- _Data_

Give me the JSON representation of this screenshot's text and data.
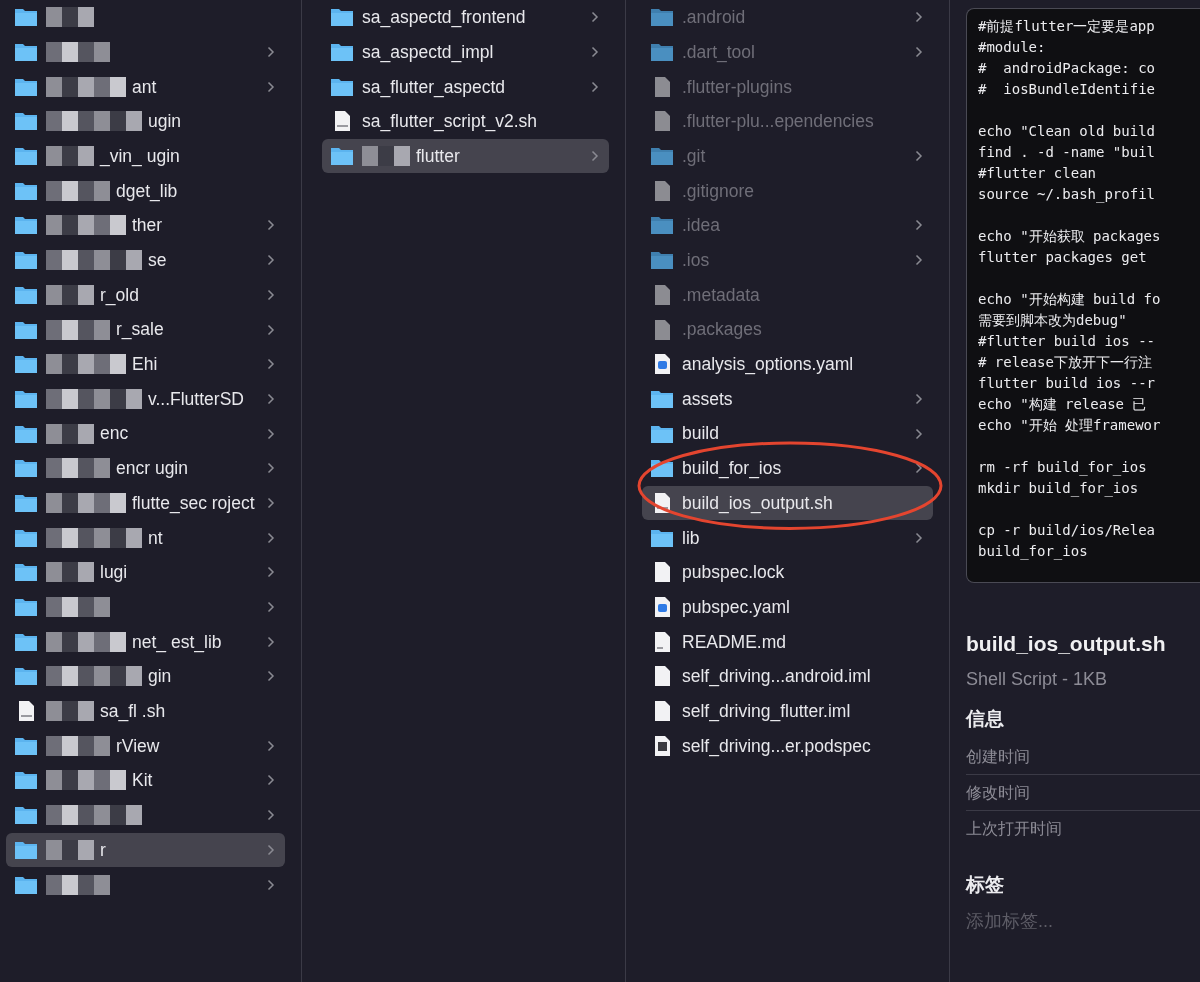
{
  "columns": [
    {
      "items": [
        {
          "kind": "folder",
          "redacted": true,
          "chevron": false,
          "selected": false
        },
        {
          "kind": "folder",
          "redacted": true,
          "chevron": true,
          "selected": false
        },
        {
          "kind": "folder",
          "name": "ant",
          "redacted": true,
          "chevron": true,
          "selected": false
        },
        {
          "kind": "folder",
          "name": "ugin",
          "redacted": true,
          "chevron": false,
          "selected": false
        },
        {
          "kind": "folder",
          "name": "_vin_ ugin",
          "redacted": true,
          "chevron": false,
          "selected": false
        },
        {
          "kind": "folder",
          "name": "dget_lib",
          "redacted": true,
          "chevron": false,
          "selected": false
        },
        {
          "kind": "folder",
          "name": "ther",
          "redacted": true,
          "chevron": true,
          "selected": false
        },
        {
          "kind": "folder",
          "name": "se",
          "redacted": true,
          "chevron": true,
          "selected": false
        },
        {
          "kind": "folder",
          "name": "r_old",
          "redacted": true,
          "chevron": true,
          "selected": false
        },
        {
          "kind": "folder",
          "name": "r_sale",
          "redacted": true,
          "chevron": true,
          "selected": false
        },
        {
          "kind": "folder",
          "name": "Ehi",
          "redacted": true,
          "chevron": true,
          "selected": false
        },
        {
          "kind": "folder",
          "name": "v...FlutterSD",
          "redacted": true,
          "chevron": true,
          "selected": false
        },
        {
          "kind": "folder",
          "name": "enc",
          "redacted": true,
          "chevron": true,
          "selected": false
        },
        {
          "kind": "folder",
          "name": "encr ugin",
          "redacted": true,
          "chevron": true,
          "selected": false
        },
        {
          "kind": "folder",
          "name": "flutte_sec roject",
          "redacted": true,
          "chevron": true,
          "selected": false
        },
        {
          "kind": "folder",
          "name": "nt",
          "redacted": true,
          "chevron": true,
          "selected": false
        },
        {
          "kind": "folder",
          "name": "lugi",
          "redacted": true,
          "chevron": true,
          "selected": false
        },
        {
          "kind": "folder",
          "redacted": true,
          "chevron": true,
          "selected": false
        },
        {
          "kind": "folder",
          "name": "net_ est_lib",
          "redacted": true,
          "chevron": true,
          "selected": false
        },
        {
          "kind": "folder",
          "name": "gin",
          "redacted": true,
          "chevron": true,
          "selected": false
        },
        {
          "kind": "shell",
          "name": "sa_fl .sh",
          "redacted": true,
          "chevron": false,
          "selected": false
        },
        {
          "kind": "folder",
          "name": "rView",
          "redacted": true,
          "chevron": true,
          "selected": false
        },
        {
          "kind": "folder",
          "name": "Kit",
          "redacted": true,
          "chevron": true,
          "selected": false
        },
        {
          "kind": "folder",
          "redacted": true,
          "chevron": true,
          "selected": false
        },
        {
          "kind": "folder",
          "name": "r",
          "redacted": true,
          "chevron": true,
          "selected": true
        },
        {
          "kind": "folder",
          "redacted": true,
          "chevron": true,
          "selected": false
        }
      ]
    },
    {
      "items": [
        {
          "kind": "folder",
          "name": "sa_aspectd_frontend",
          "redacted": false,
          "chevron": true,
          "selected": false
        },
        {
          "kind": "folder",
          "name": "sa_aspectd_impl",
          "redacted": false,
          "chevron": true,
          "selected": false
        },
        {
          "kind": "folder",
          "name": "sa_flutter_aspectd",
          "redacted": false,
          "chevron": true,
          "selected": false
        },
        {
          "kind": "shell",
          "name": "sa_flutter_script_v2.sh",
          "redacted": false,
          "chevron": false,
          "selected": false
        },
        {
          "kind": "folder",
          "name": "flutter",
          "redacted": true,
          "chevron": true,
          "selected": true
        }
      ]
    },
    {
      "items": [
        {
          "kind": "folder",
          "name": ".android",
          "hidden": true,
          "chevron": true,
          "selected": false
        },
        {
          "kind": "folder",
          "name": ".dart_tool",
          "hidden": true,
          "chevron": true,
          "selected": false
        },
        {
          "kind": "file",
          "name": ".flutter-plugins",
          "hidden": true,
          "chevron": false,
          "selected": false
        },
        {
          "kind": "file",
          "name": ".flutter-plu...ependencies",
          "hidden": true,
          "chevron": false,
          "selected": false
        },
        {
          "kind": "folder",
          "name": ".git",
          "hidden": true,
          "chevron": true,
          "selected": false
        },
        {
          "kind": "file",
          "name": ".gitignore",
          "hidden": true,
          "chevron": false,
          "selected": false
        },
        {
          "kind": "folder",
          "name": ".idea",
          "hidden": true,
          "chevron": true,
          "selected": false
        },
        {
          "kind": "folder",
          "name": ".ios",
          "hidden": true,
          "chevron": true,
          "selected": false
        },
        {
          "kind": "file",
          "name": ".metadata",
          "hidden": true,
          "chevron": false,
          "selected": false
        },
        {
          "kind": "file",
          "name": ".packages",
          "hidden": true,
          "chevron": false,
          "selected": false
        },
        {
          "kind": "yaml",
          "name": "analysis_options.yaml",
          "hidden": false,
          "chevron": false,
          "selected": false
        },
        {
          "kind": "folder",
          "name": "assets",
          "hidden": false,
          "chevron": true,
          "selected": false
        },
        {
          "kind": "folder",
          "name": "build",
          "hidden": false,
          "chevron": true,
          "selected": false
        },
        {
          "kind": "folder",
          "name": "build_for_ios",
          "hidden": false,
          "chevron": true,
          "selected": false,
          "circled": true
        },
        {
          "kind": "shell",
          "name": "build_ios_output.sh",
          "hidden": false,
          "chevron": false,
          "selected": true,
          "circled": true
        },
        {
          "kind": "folder",
          "name": "lib",
          "hidden": false,
          "chevron": true,
          "selected": false
        },
        {
          "kind": "file",
          "name": "pubspec.lock",
          "hidden": false,
          "chevron": false,
          "selected": false
        },
        {
          "kind": "yaml",
          "name": "pubspec.yaml",
          "hidden": false,
          "chevron": false,
          "selected": false
        },
        {
          "kind": "md",
          "name": "README.md",
          "hidden": false,
          "chevron": false,
          "selected": false
        },
        {
          "kind": "file",
          "name": "self_driving...android.iml",
          "hidden": false,
          "chevron": false,
          "selected": false
        },
        {
          "kind": "file",
          "name": "self_driving_flutter.iml",
          "hidden": false,
          "chevron": false,
          "selected": false
        },
        {
          "kind": "podspec",
          "name": "self_driving...er.podspec",
          "hidden": false,
          "chevron": false,
          "selected": false
        }
      ]
    }
  ],
  "preview": {
    "code_blocks": [
      [
        "#前提flutter一定要是app",
        "#module:",
        "#  androidPackage: co",
        "#  iosBundleIdentifie"
      ],
      [
        "echo \"Clean old build",
        "find . -d -name \"buil",
        "#flutter clean",
        "source ~/.bash_profil"
      ],
      [
        "echo \"开始获取 packages",
        "flutter packages get"
      ],
      [
        "echo \"开始构建 build fo",
        "需要到脚本改为debug\"",
        "#flutter build ios --",
        "# release下放开下一行注",
        "flutter build ios --r",
        "echo \"构建 release 已",
        "echo \"开始 处理framewor"
      ],
      [
        "rm -rf build_for_ios",
        "mkdir build_for_ios"
      ],
      [
        "cp -r build/ios/Relea",
        "build_for_ios"
      ]
    ],
    "file_name": "build_ios_output.sh",
    "file_info": "Shell Script - 1KB",
    "info_heading": "信息",
    "info_rows": [
      "创建时间",
      "修改时间",
      "上次打开时间"
    ],
    "tags_heading": "标签",
    "tags_placeholder": "添加标签..."
  }
}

- _Problem to solve_
Pull out all lines from the listing that contain the string "podspec".

- _Final result_
          "kind": "podspec",
          "name": "self_driving...er.podspec",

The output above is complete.